*Given exercise*
Copy out each line of the data holding "Ranked".

-- START OF Task material --

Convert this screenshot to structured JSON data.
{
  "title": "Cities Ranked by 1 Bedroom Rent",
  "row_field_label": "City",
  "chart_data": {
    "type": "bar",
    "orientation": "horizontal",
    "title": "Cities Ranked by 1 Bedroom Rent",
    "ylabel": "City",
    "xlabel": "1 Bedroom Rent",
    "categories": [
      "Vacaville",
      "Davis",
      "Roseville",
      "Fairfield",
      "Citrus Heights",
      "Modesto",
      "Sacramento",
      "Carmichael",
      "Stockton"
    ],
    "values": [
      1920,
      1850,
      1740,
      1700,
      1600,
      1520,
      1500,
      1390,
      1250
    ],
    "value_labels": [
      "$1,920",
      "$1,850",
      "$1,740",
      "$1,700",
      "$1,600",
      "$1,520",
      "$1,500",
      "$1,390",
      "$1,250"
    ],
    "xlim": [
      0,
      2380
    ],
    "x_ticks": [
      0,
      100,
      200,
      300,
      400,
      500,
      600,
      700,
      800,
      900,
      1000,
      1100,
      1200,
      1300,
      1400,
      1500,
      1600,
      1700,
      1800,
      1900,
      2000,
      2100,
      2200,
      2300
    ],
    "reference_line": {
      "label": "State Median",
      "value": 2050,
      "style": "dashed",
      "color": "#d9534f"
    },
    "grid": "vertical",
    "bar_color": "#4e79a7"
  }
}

-- END OF Task material --

*Task solution*
  "title": "Cities Ranked by 1 Bedroom Rent",
    "title": "Cities Ranked by 1 Bedroom Rent",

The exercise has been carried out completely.